AIM
Make an exact copy of the records, with the images left out.

TASK MATERIAL
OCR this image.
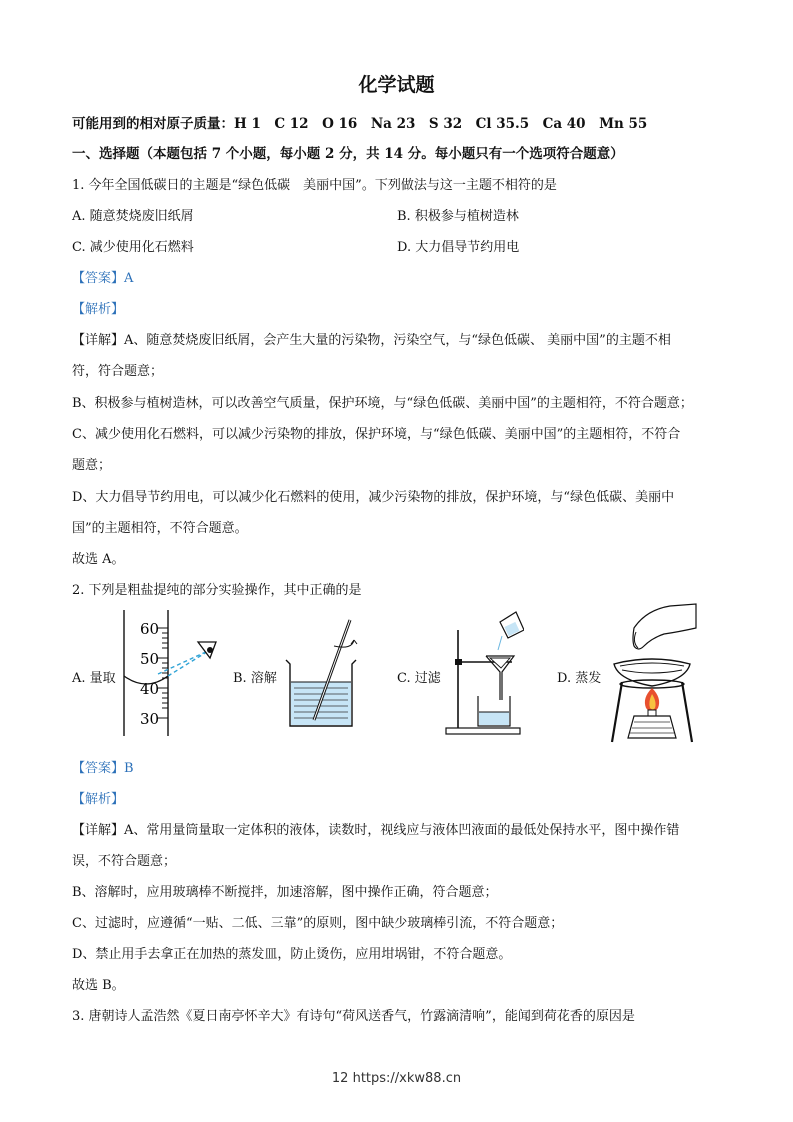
化学试题
可能用到的相对原子质量：H 1　C 12　O 16　Na 23　S 32　Cl 35.5　Ca 40　Mn 55
一、选择题（本题包括 7 个小题，每小题 2 分，共 14 分。每小题只有一个选项符合题意）
1. 今年全国低碳日的主题是“绿色低碳　美丽中国”。下列做法与这一主题不相符的是
A. 随意焚烧废旧纸屑	B. 积极参与植树造林
C. 减少使用化石燃料	D. 大力倡导节约用电
【答案】A
【解析】
【详解】A、随意焚烧废旧纸屑，会产生大量的污染物，污染空气，与“绿色低碳、 美丽中国”的主题不相
符，符合题意；
B、积极参与植树造林，可以改善空气质量，保护环境，与“绿色低碳、美丽中国”的主题相符，不符合题意；
C、减少使用化石燃料，可以减少污染物的排放，保护环境，与“绿色低碳、美丽中国”的主题相符，不符合
题意；
D、大力倡导节约用电，可以减少化石燃料的使用，减少污染物的排放，保护环境，与“绿色低碳、美丽中
国”的主题相符，不符合题意。
故选 A。
2. 下列是粗盐提纯的部分实验操作，其中正确的是
A. 量取	B. 溶解	C. 过滤	D. 蒸发
60
50
40
30
【答案】B
【解析】
【详解】A、常用量筒量取一定体积的液体，读数时，视线应与液体凹液面的最低处保持水平，图中操作错
误，不符合题意；
B、溶解时，应用玻璃棒不断搅拌，加速溶解，图中操作正确，符合题意；
C、过滤时，应遵循“一贴、二低、三靠”的原则，图中缺少玻璃棒引流，不符合题意；
D、禁止用手去拿正在加热的蒸发皿，防止烫伤，应用坩埚钳，不符合题意。
故选 B。
3. 唐朝诗人孟浩然《夏日南亭怀辛大》有诗句“荷风送香气，竹露滴清响”，能闻到荷花香的原因是
12 https://xkw88.cn
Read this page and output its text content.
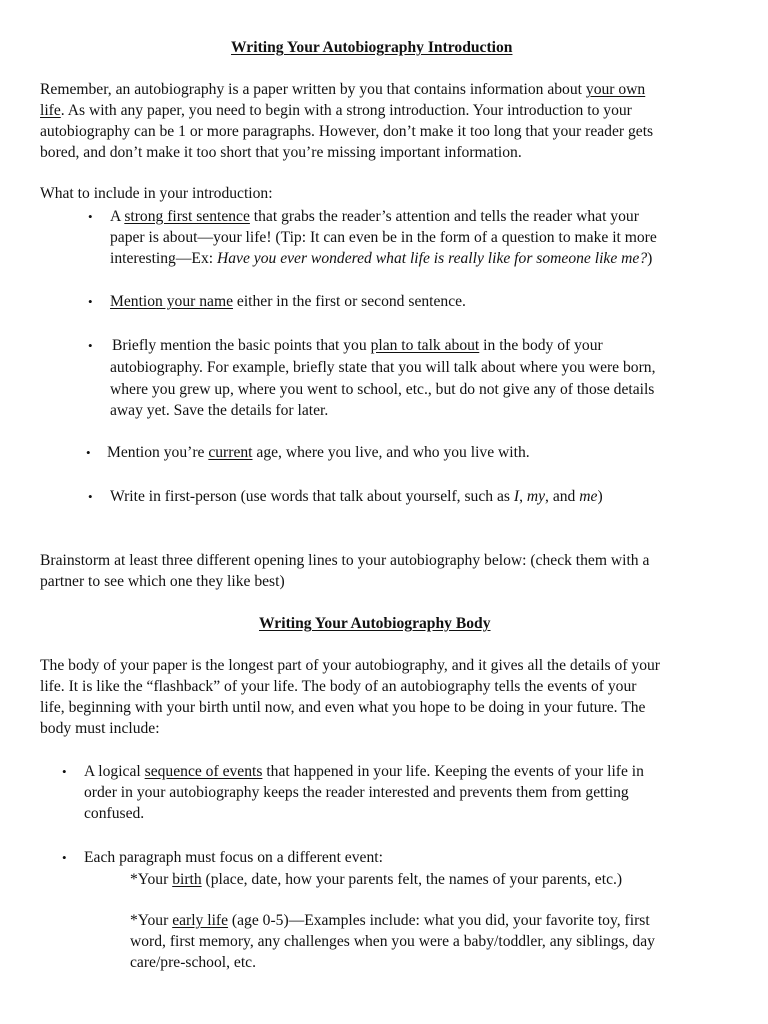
Writing Your Autobiography Introduction
Remember, an autobiography is a paper written by you that contains information about your own
life. As with any paper, you need to begin with a strong introduction. Your introduction to your
autobiography can be 1 or more paragraphs. However, don’t make it too long that your reader gets
bored, and don’t make it too short that you’re missing important information.
What to include in your introduction:
• A strong first sentence that grabs the reader’s attention and tells the reader what your
paper is about—your life! (Tip: It can even be in the form of a question to make it more
interesting—Ex: Have you ever wondered what life is really like for someone like me?)
• Mention your name either in the first or second sentence.
• Briefly mention the basic points that you plan to talk about in the body of your
autobiography. For example, briefly state that you will talk about where you were born,
where you grew up, where you went to school, etc., but do not give any of those details
away yet. Save the details for later.
• Mention you’re current age, where you live, and who you live with.
• Write in first-person (use words that talk about yourself, such as I, my, and me)
Brainstorm at least three different opening lines to your autobiography below: (check them with a
partner to see which one they like best)
Writing Your Autobiography Body
The body of your paper is the longest part of your autobiography, and it gives all the details of your
life. It is like the “flashback” of your life. The body of an autobiography tells the events of your
life, beginning with your birth until now, and even what you hope to be doing in your future. The
body must include:
• A logical sequence of events that happened in your life. Keeping the events of your life in
order in your autobiography keeps the reader interested and prevents them from getting
confused.
• Each paragraph must focus on a different event:
*Your birth (place, date, how your parents felt, the names of your parents, etc.)
*Your early life (age 0-5)—Examples include: what you did, your favorite toy, first
word, first memory, any challenges when you were a baby/toddler, any siblings, day
care/pre-school, etc.
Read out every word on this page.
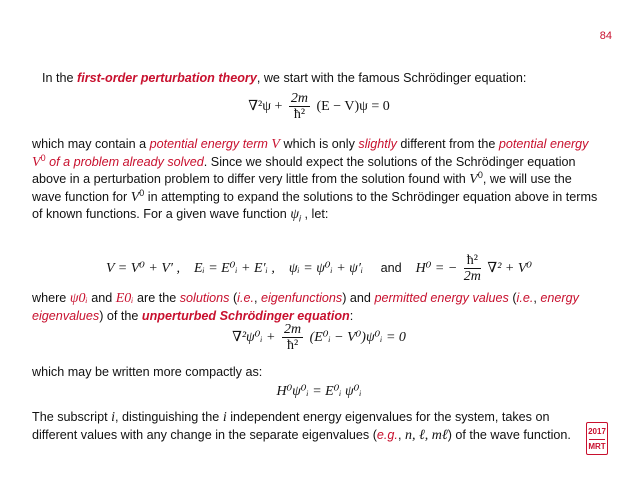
84

In the first-order perturbation theory, we start with the famous Schrödinger equation:

$\nabla^2\psi + \frac{2m}{\text{ħ²}} (E - V)\psi = 0$

which may contain a potential energy term V which is only slightly different from the potential energy $V^0$ of a problem already solved. Since we should expect the solutions of the Schrödinger equation above in a perturbation problem to differ very little from the solution found with $V^0$, we will use the wave function for $V^0$ in attempting to expand the solutions to the Schrödinger equation above in terms of known functions. For a given wave function $\psi_i$ , let:

V = V⁰ + V′ , Eᵢ = E⁰ᵢ + E′ᵢ , ψᵢ = ψ⁰ᵢ + ψ′ᵢ and H⁰ = − $\frac{\text{ħ²}}{2m} \nabla^2 + V^0$

where ψ0ᵢ and E0ᵢ are the solutions (i.e., eigenfunctions) and permitted energy values (i.e., energy eigenvalues) of the unperturbed Schrödinger equation:

∇²ψ⁰ᵢ + $\frac{2m}{\text{ħ²}}$ (E⁰ᵢ − V⁰)ψ⁰ᵢ = 0

which may be written more compactly as:

H⁰ψ⁰ᵢ = E⁰ᵢ ψ⁰ᵢ

The subscript i, distinguishing the i independent energy eigenvalues for the system, takes on different values with any change in the separate eigenvalues (e.g., n, ℓ, mℓ) of the wave function.	2017
MRT
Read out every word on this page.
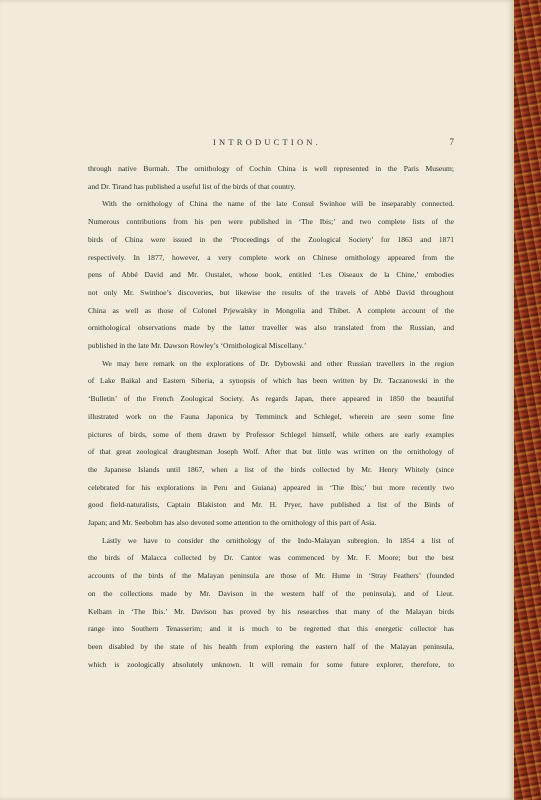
INTRODUCTION.	7
through native Burmah. The ornithology of Cochin China is well represented in the Paris Museum;
and Dr. Tirand has published a useful list of the birds of that country.
With the ornithology of China the name of the late Consul Swinhoe will be inseparably connected.
Numerous contributions from his pen were published in ‘The Ibis;’ and two complete lists of the
birds of China were issued in the ‘Proceedings of the Zoological Society’ for 1863 and 1871
respectively. In 1877, however, a very complete work on Chinese ornithology appeared from the
pens of Abbé David and Mr. Oustalet, whose book, entitled ‘Les Oiseaux de la Chine,’ embodies
not only Mr. Swinhoe’s discoveries, but likewise the results of the travels of Abbé David throughout
China as well as those of Colonel Prjewalsky in Mongolia and Thibet. A complete account of the
ornithological observations made by the latter traveller was also translated from the Russian, and
published in the late Mr. Dawson Rowley’s ‘Ornithological Miscellany.’
We may here remark on the explorations of Dr. Dybowski and other Russian travellers in the region
of Lake Baikal and Eastern Siberia, a synopsis of which has been written by Dr. Taczanowski in the
‘Bulletin’ of the French Zoological Society. As regards Japan, there appeared in 1850 the beautiful
illustrated work on the Fauna Japonica by Temminck and Schlegel, wherein are seen some fine
pictures of birds, some of them drawn by Professor Schlegel himself, while others are early examples
of that great zoological draughtsman Joseph Wolf. After that but little was written on the ornithology of
the Japanese Islands until 1867, when a list of the birds collected by Mr. Henry Whitely (since
celebrated for his explorations in Peru and Guiana) appeared in ‘The Ibis;’ but more recently two
good field-naturalists, Captain Blakiston and Mr. H. Pryer, have published a list of the Birds of
Japan; and Mr. Seebohm has also devoted some attention to the ornithology of this part of Asia.
Lastly we have to consider the ornithology of the Indo-Malayan subregion. In 1854 a list of
the birds of Malacca collected by Dr. Cantor was commenced by Mr. F. Moore; but the best
accounts of the birds of the Malayan peninsula are those of Mr. Hume in ‘Stray Feathers’ (founded
on the collections made by Mr. Davison in the western half of the peninsula), and of Lieut.
Kelham in ‘The Ibis.’ Mr. Davison has proved by his researches that many of the Malayan birds
range into Southern Tenasserim; and it is much to be regretted that this energetic collector has
been disabled by the state of his health from exploring the eastern half of the Malayan peninsula,
which is zoologically absolutely unknown. It will remain for some future explorer, therefore, to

THE SOLUTION
OCR this image.
化学试题
可能用到的相对原子质量：H 1　C 12　O 16　Na 23　S 32　Cl 35.5　Ca 40　Mn 55
一、选择题（本题包括 7 个小题，每小题 2 分，共 14 分。每小题只有一个选项符合题意）
1. 今年全国低碳日的主题是“绿色低碳　美丽中国”。下列做法与这一主题不相符的是
A. 随意焚烧废旧纸屑	B. 积极参与植树造林
C. 减少使用化石燃料	D. 大力倡导节约用电
【答案】A
【解析】
【详解】A、随意焚烧废旧纸屑，会产生大量的污染物，污染空气，与“绿色低碳、 美丽中国”的主题不相
符，符合题意；
B、积极参与植树造林，可以改善空气质量，保护环境，与“绿色低碳、美丽中国”的主题相符，不符合题意；
C、减少使用化石燃料，可以减少污染物的排放，保护环境，与“绿色低碳、美丽中国”的主题相符，不符合
题意；
D、大力倡导节约用电，可以减少化石燃料的使用，减少污染物的排放，保护环境，与“绿色低碳、美丽中
国”的主题相符，不符合题意。
故选 A。
2. 下列是粗盐提纯的部分实验操作，其中正确的是
A. 量取	B. 溶解	C. 过滤	D. 蒸发
60
50
40
30
【答案】B
【解析】
【详解】A、常用量筒量取一定体积的液体，读数时，视线应与液体凹液面的最低处保持水平，图中操作错
误，不符合题意；
B、溶解时，应用玻璃棒不断搅拌，加速溶解，图中操作正确，符合题意；
C、过滤时，应遵循“一贴、二低、三靠”的原则，图中缺少玻璃棒引流，不符合题意；
D、禁止用手去拿正在加热的蒸发皿，防止烫伤，应用坩埚钳，不符合题意。
故选 B。
3. 唐朝诗人孟浩然《夏日南亭怀辛大》有诗句“荷风送香气，竹露滴清响”，能闻到荷花香的原因是
12 https://xkw88.cn
Read this page and output its text content.
Writing Your Autobiography Introduction
Remember, an autobiography is a paper written by you that contains information about your own
life. As with any paper, you need to begin with a strong introduction. Your introduction to your
autobiography can be 1 or more paragraphs. However, don’t make it too long that your reader gets
bored, and don’t make it too short that you’re missing important information.
What to include in your introduction:
• A strong first sentence that grabs the reader’s attention and tells the reader what your
paper is about—your life! (Tip: It can even be in the form of a question to make it more
interesting—Ex: Have you ever wondered what life is really like for someone like me?)
• Mention your name either in the first or second sentence.
• Briefly mention the basic points that you plan to talk about in the body of your
autobiography. For example, briefly state that you will talk about where you were born,
where you grew up, where you went to school, etc., but do not give any of those details
away yet. Save the details for later.
• Mention you’re current age, where you live, and who you live with.
• Write in first-person (use words that talk about yourself, such as I, my, and me)
Brainstorm at least three different opening lines to your autobiography below: (check them with a
partner to see which one they like best)
Writing Your Autobiography Body
The body of your paper is the longest part of your autobiography, and it gives all the details of your
life. It is like the “flashback” of your life. The body of an autobiography tells the events of your
life, beginning with your birth until now, and even what you hope to be doing in your future. The
body must include:
• A logical sequence of events that happened in your life. Keeping the events of your life in
order in your autobiography keeps the reader interested and prevents them from getting
confused.
• Each paragraph must focus on a different event:
*Your birth (place, date, how your parents felt, the names of your parents, etc.)
*Your early life (age 0-5)—Examples include: what you did, your favorite toy, first
word, first memory, any challenges when you were a baby/toddler, any siblings, day
care/pre-school, etc.
Read out every word on this page.
84

In the first-order perturbation theory, we start with the famous Schrödinger equation:

$\nabla^2\psi + \frac{2m}{\text{ħ²}} (E - V)\psi = 0$

which may contain a potential energy term V which is only slightly different from the potential energy $V^0$ of a problem already solved. Since we should expect the solutions of the Schrödinger equation above in a perturbation problem to differ very little from the solution found with $V^0$, we will use the wave function for $V^0$ in attempting to expand the solutions to the Schrödinger equation above in terms of known functions. For a given wave function $\psi_i$ , let:

V = V⁰ + V′ , Eᵢ = E⁰ᵢ + E′ᵢ , ψᵢ = ψ⁰ᵢ + ψ′ᵢ and H⁰ = − $\frac{\text{ħ²}}{2m} \nabla^2 + V^0$

where ψ0ᵢ and E0ᵢ are the solutions (i.e., eigenfunctions) and permitted energy values (i.e., energy eigenvalues) of the unperturbed Schrödinger equation:

∇²ψ⁰ᵢ + $\frac{2m}{\text{ħ²}}$ (E⁰ᵢ − V⁰)ψ⁰ᵢ = 0

which may be written more compactly as:

H⁰ψ⁰ᵢ = E⁰ᵢ ψ⁰ᵢ

The subscript i, distinguishing the i independent energy eigenvalues for the system, takes on different values with any change in the separate eigenvalues (e.g., n, ℓ, mℓ) of the wave function.	2017
MRT
Read out every word on this page.
INTRODUCTION.	7
through native Burmah. The ornithology of Cochin China is well represented in the Paris Museum;
and Dr. Tirand has published a useful list of the birds of that country.
With the ornithology of China the name of the late Consul Swinhoe will be inseparably connected.
Numerous contributions from his pen were published in ‘The Ibis;’ and two complete lists of the
birds of China were issued in the ‘Proceedings of the Zoological Society’ for 1863 and 1871
respectively. In 1877, however, a very complete work on Chinese ornithology appeared from the
pens of Abbé David and Mr. Oustalet, whose book, entitled ‘Les Oiseaux de la Chine,’ embodies
not only Mr. Swinhoe’s discoveries, but likewise the results of the travels of Abbé David throughout
China as well as those of Colonel Prjewalsky in Mongolia and Thibet. A complete account of the
ornithological observations made by the latter traveller was also translated from the Russian, and
published in the late Mr. Dawson Rowley’s ‘Ornithological Miscellany.’
We may here remark on the explorations of Dr. Dybowski and other Russian travellers in the region
of Lake Baikal and Eastern Siberia, a synopsis of which has been written by Dr. Taczanowski in the
‘Bulletin’ of the French Zoological Society. As regards Japan, there appeared in 1850 the beautiful
illustrated work on the Fauna Japonica by Temminck and Schlegel, wherein are seen some fine
pictures of birds, some of them drawn by Professor Schlegel himself, while others are early examples
of that great zoological draughtsman Joseph Wolf. After that but little was written on the ornithology of
the Japanese Islands until 1867, when a list of the birds collected by Mr. Henry Whitely (since
celebrated for his explorations in Peru and Guiana) appeared in ‘The Ibis;’ but more recently two
good field-naturalists, Captain Blakiston and Mr. H. Pryer, have published a list of the Birds of
Japan; and Mr. Seebohm has also devoted some attention to the ornithology of this part of Asia.
Lastly we have to consider the ornithology of the Indo-Malayan subregion. In 1854 a list of
the birds of Malacca collected by Dr. Cantor was commenced by Mr. F. Moore; but the best
accounts of the birds of the Malayan peninsula are those of Mr. Hume in ‘Stray Feathers’ (founded
on the collections made by Mr. Davison in the western half of the peninsula), and of Lieut.
Kelham in ‘The Ibis.’ Mr. Davison has proved by his researches that many of the Malayan birds
range into Southern Tenasserim; and it is much to be regretted that this energetic collector has
been disabled by the state of his health from exploring the eastern half of the Malayan peninsula,
which is zoologically absolutely unknown. It will remain for some future explorer, therefore, to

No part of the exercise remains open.